▸ **Task details**
Of all the lines in these entries, how many contain the string "What"? Give only that count.

Data excerpts:
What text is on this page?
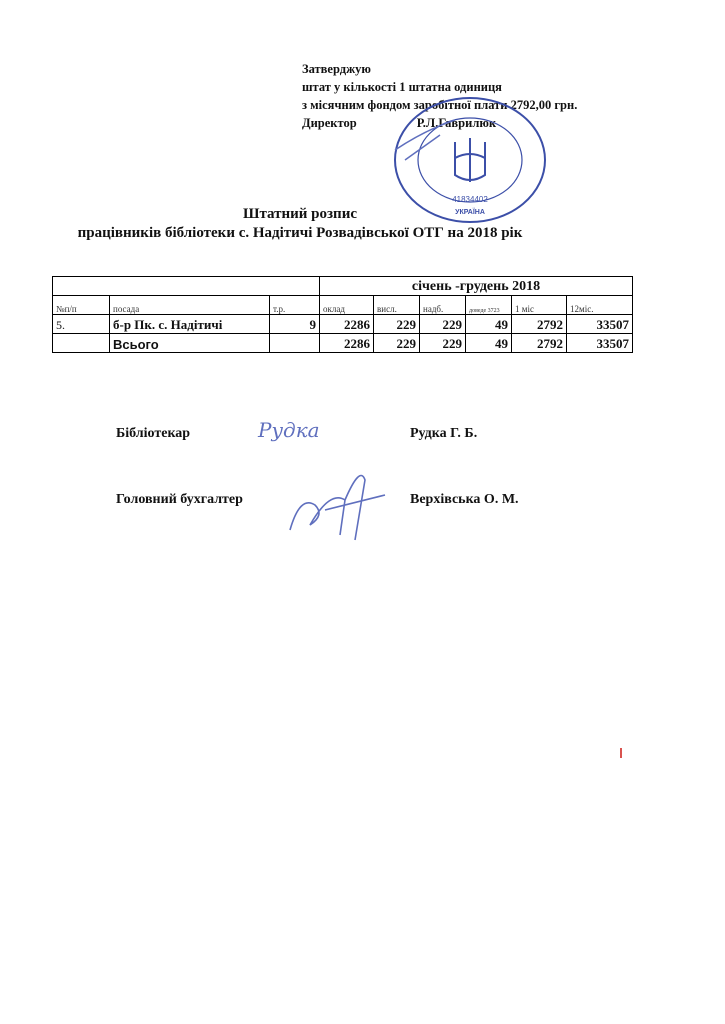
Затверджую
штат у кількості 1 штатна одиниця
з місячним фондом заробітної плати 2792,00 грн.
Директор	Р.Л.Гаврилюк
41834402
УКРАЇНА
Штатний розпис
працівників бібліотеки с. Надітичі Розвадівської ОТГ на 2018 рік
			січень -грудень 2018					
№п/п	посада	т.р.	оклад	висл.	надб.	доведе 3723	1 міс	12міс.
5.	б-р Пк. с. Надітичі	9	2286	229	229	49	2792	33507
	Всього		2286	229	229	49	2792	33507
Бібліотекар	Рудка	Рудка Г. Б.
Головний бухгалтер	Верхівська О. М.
--
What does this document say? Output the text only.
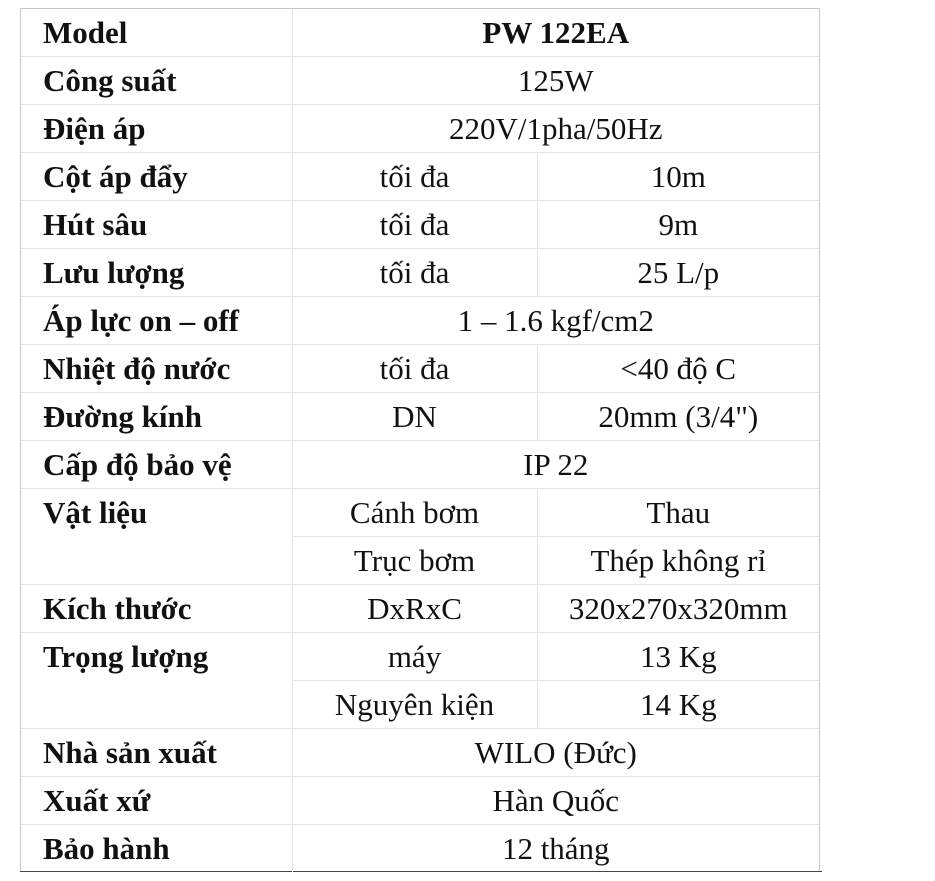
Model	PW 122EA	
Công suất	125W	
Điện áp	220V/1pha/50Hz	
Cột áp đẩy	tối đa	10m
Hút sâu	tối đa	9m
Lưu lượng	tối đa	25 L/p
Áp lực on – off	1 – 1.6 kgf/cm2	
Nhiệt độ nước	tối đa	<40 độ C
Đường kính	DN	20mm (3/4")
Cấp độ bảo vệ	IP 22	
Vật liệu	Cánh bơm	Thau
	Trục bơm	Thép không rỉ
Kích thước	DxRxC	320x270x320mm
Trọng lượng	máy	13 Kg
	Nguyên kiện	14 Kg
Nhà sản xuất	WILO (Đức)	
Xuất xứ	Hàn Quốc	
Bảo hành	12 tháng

▸ **Solution**
2